▸ Consignes:
**1.** Répondez à chaque question d'après le texte source, une réponse par ligne, repérée par la même lettre :
(a) Dans quelle langue l'idée de petit texte propose-t-elle d'écrire sur l'homosexualité ?
(b) Quels numéro et date la fiche citée porte-t-elle ?
(c) Quel intitulé porte la section qui commence après la citation ?
**2.** Indiquez si chaque affirmation concorde avec le texte source. Répondez par oui ou non et citez les mots décisifs du texte source :
(a) Il existe aujourd'hui peu de textes en clair sur l'homosexualité.
(b) D'après la ligne de Barthes, l'homosexualité ne sera plus interdite dès qu'elle aura trouvé un autre nom pour se dire.
(c) Le petit texte envisagé serait rédigé en grec.

Idée de faire un petit texte sur l’homosexualité en latin (en latin facile)

– Pourquoi ?

– Tant de textes en clair sur l’homosexualité aujourd’hui, que besoin de rétablir une sorte d’interdit de langage, mais incongru. » (fiche n° 1042, 7 janvier 1980)

C’est la ligne que tient Barthes dans son journal ; l’homosexualité ne sera plus interdite dès lors qu’elle aura trouvé un autre nom (une autre langue) pour se dire.

Neutraliser la question

Comment nommer « l’homosexualité » par un autre mot que celui qui nous est fourni par le dictionnaire[18] ? Comment se défaire de cette définition générique qui d’une part réduit sa complexité à un improbable en soi, et qui d’autre part l’arrime à une place toute trouvée pour ceux qui veulent tenir un discours sur elle ?

▸ Listing affiché:
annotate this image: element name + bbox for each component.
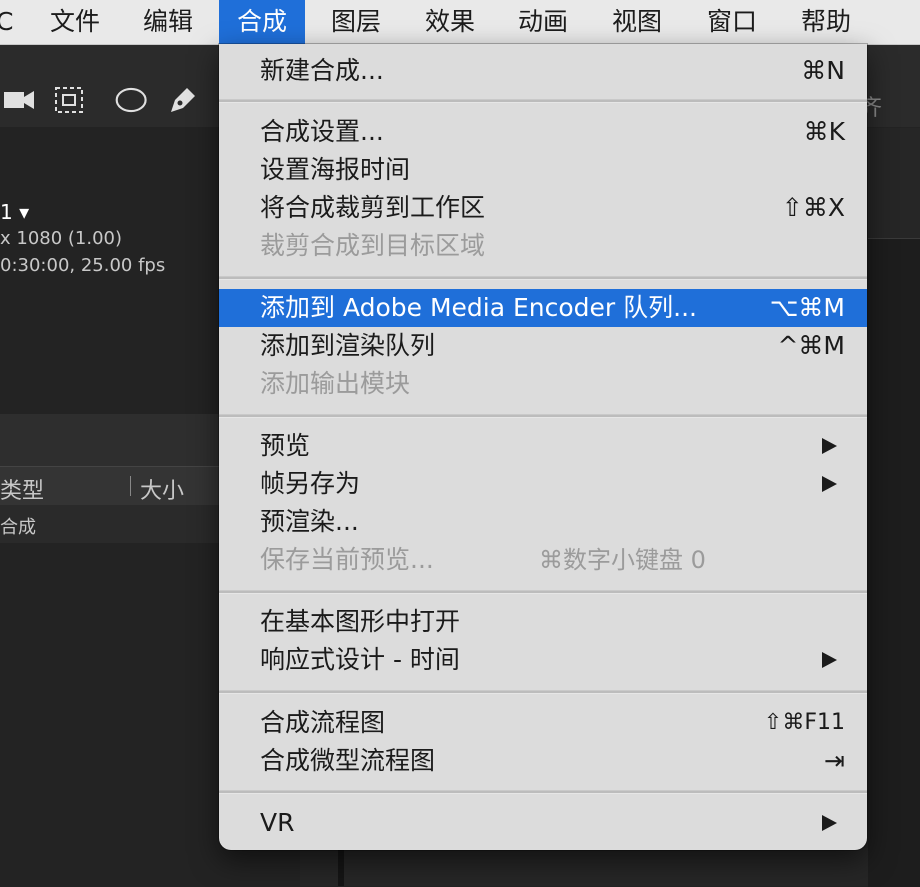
menu-item-label: 预览 xyxy=(260,431,311,460)
timeline-panel xyxy=(300,848,868,886)
submenu-arrow-icon xyxy=(822,815,837,831)
pen-tool-icon[interactable] xyxy=(165,84,199,116)
menu-separator xyxy=(219,690,867,694)
menu-layer[interactable]: 图层 xyxy=(331,0,381,44)
menu-item-save-frame-as[interactable]: 帧另存为 xyxy=(219,465,867,503)
menu-item-pre-render[interactable]: 预渲染... xyxy=(219,503,867,541)
menu-item-add-to-render-queue[interactable]: 添加到渲染队列 ^⌘M xyxy=(219,327,867,365)
menu-item-crop-to-region: 裁剪合成到目标区域 xyxy=(219,227,867,265)
menu-item-composition-mini-flowchart[interactable]: 合成微型流程图 ⇥ xyxy=(219,742,867,780)
right-panel-content xyxy=(868,238,920,887)
menu-edit[interactable]: 编辑 xyxy=(143,0,193,44)
menu-item-label: 添加到 Adobe Media Encoder 队列... xyxy=(260,293,697,322)
comp-size: x 1080 (1.00) xyxy=(0,228,123,249)
row-type: 合成 xyxy=(0,517,36,538)
menu-item-open-in-essential-graphics[interactable]: 在基本图形中打开 xyxy=(219,603,867,641)
pan-behind-tool-icon[interactable] xyxy=(52,84,86,116)
menu-separator xyxy=(219,790,867,794)
menu-help[interactable]: 帮助 xyxy=(801,0,851,44)
menu-item-label: 裁剪合成到目标区域 xyxy=(260,231,486,260)
menu-item-label: 将合成裁剪到工作区 xyxy=(260,193,486,222)
menu-effect[interactable]: 效果 xyxy=(425,0,475,44)
menu-item-shortcut: ^⌘M xyxy=(777,331,845,360)
menu-item-label: 在基本图形中打开 xyxy=(260,607,461,636)
menu-item-add-output-module: 添加输出模块 xyxy=(219,365,867,403)
comp-duration: 0:30:00, 25.00 fps xyxy=(0,255,166,276)
menu-file[interactable]: 文件 xyxy=(50,0,100,44)
timeline-divider xyxy=(338,848,344,886)
menu-item-preview[interactable]: 预览 xyxy=(219,427,867,465)
menu-item-shortcut: ⇥ xyxy=(824,746,845,775)
project-search-strip xyxy=(0,414,220,466)
submenu-arrow-icon xyxy=(822,652,837,668)
menu-app[interactable]: C xyxy=(0,0,13,44)
menu-item-composition-flowchart[interactable]: 合成流程图 ⇧⌘F11 xyxy=(219,704,867,742)
menu-item-label: 设置海报时间 xyxy=(260,155,411,184)
column-size[interactable]: 大小 xyxy=(140,473,184,505)
menu-view[interactable]: 视图 xyxy=(612,0,662,44)
menu-item-new-composition[interactable]: 新建合成... ⌘N xyxy=(219,52,867,90)
menu-item-shortcut: ⌘K xyxy=(803,117,845,146)
submenu-arrow-icon xyxy=(822,438,837,454)
menu-item-label: 合成设置... xyxy=(260,117,384,146)
menu-item-shortcut: ⇧⌘F11 xyxy=(763,710,845,735)
menu-bar: C 文件 编辑 合成 图层 效果 动画 视图 窗口 帮助 xyxy=(0,0,920,45)
composition-menu: 新建合成... ⌘N 合成设置... ⌘K 设置海报时间 将合成裁剪到工作区 ⇧… xyxy=(219,44,867,850)
menu-item-shortcut: ⌘数字小键盘 0 xyxy=(539,546,706,574)
menu-separator xyxy=(219,276,867,280)
menu-item-label: 新建合成... xyxy=(260,56,384,85)
menu-item-responsive-design-time[interactable]: 响应式设计 - 时间 xyxy=(219,641,867,679)
menu-item-label: 保存当前预览... xyxy=(260,545,434,574)
menu-item-label: 合成微型流程图 xyxy=(260,746,436,775)
menu-animation[interactable]: 动画 xyxy=(518,0,568,44)
menu-item-vr[interactable]: VR xyxy=(219,804,867,842)
menu-item-label: 合成流程图 xyxy=(260,708,386,737)
menu-item-add-to-media-encoder[interactable]: 添加到 Adobe Media Encoder 队列... ⌥⌘M xyxy=(219,289,867,327)
menu-item-label: 帧另存为 xyxy=(260,469,361,498)
menu-composition[interactable]: 合成 xyxy=(219,0,306,44)
menu-item-set-poster-time[interactable]: 设置海报时间 xyxy=(219,151,867,189)
column-type[interactable]: 类型 xyxy=(0,473,44,505)
menu-separator xyxy=(219,99,867,103)
menu-separator xyxy=(219,414,867,418)
menu-item-save-current-preview: 保存当前预览... ⌘数字小键盘 0 xyxy=(219,541,867,579)
menu-item-label: 响应式设计 - 时间 xyxy=(260,645,460,674)
menu-window[interactable]: 窗口 xyxy=(707,0,757,44)
column-divider[interactable] xyxy=(130,476,131,496)
ellipse-tool-icon[interactable] xyxy=(115,84,149,116)
menu-item-shortcut: ⌥⌘M xyxy=(769,293,845,322)
menu-item-shortcut: ⇧⌘X xyxy=(781,193,845,222)
menu-item-composition-settings[interactable]: 合成设置... ⌘K xyxy=(219,113,867,151)
comp-name[interactable]: 1 ▾ xyxy=(0,200,29,224)
camera-tool-icon[interactable] xyxy=(2,84,36,116)
menu-item-label: VR xyxy=(260,808,295,837)
menu-item-shortcut: ⌘N xyxy=(801,56,845,85)
menu-item-trim-to-work-area[interactable]: 将合成裁剪到工作区 ⇧⌘X xyxy=(219,189,867,227)
menu-item-label: 预渲染... xyxy=(260,507,359,536)
menu-item-label: 添加输出模块 xyxy=(260,369,411,398)
menu-separator xyxy=(219,590,867,594)
submenu-arrow-icon xyxy=(822,476,837,492)
menu-item-label: 添加到渲染队列 xyxy=(260,331,436,360)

▸ Corrigé détaillé:
**1.**
(a) En latin, plus précisément en latin facile.
(b) Fiche n° 1042, du 7 janvier 1980.
(c) « Neutraliser la question ».

**2.**
(a) Non : « Tant de textes en clair sur l’homosexualité aujourd’hui ».
(b) Oui : « l’homosexualité ne sera plus interdite dès lors qu’elle aura trouvé un autre nom (une autre langue) pour se dire ».
(c) Non : « un petit texte sur l’homosexualité en latin (en latin facile) ».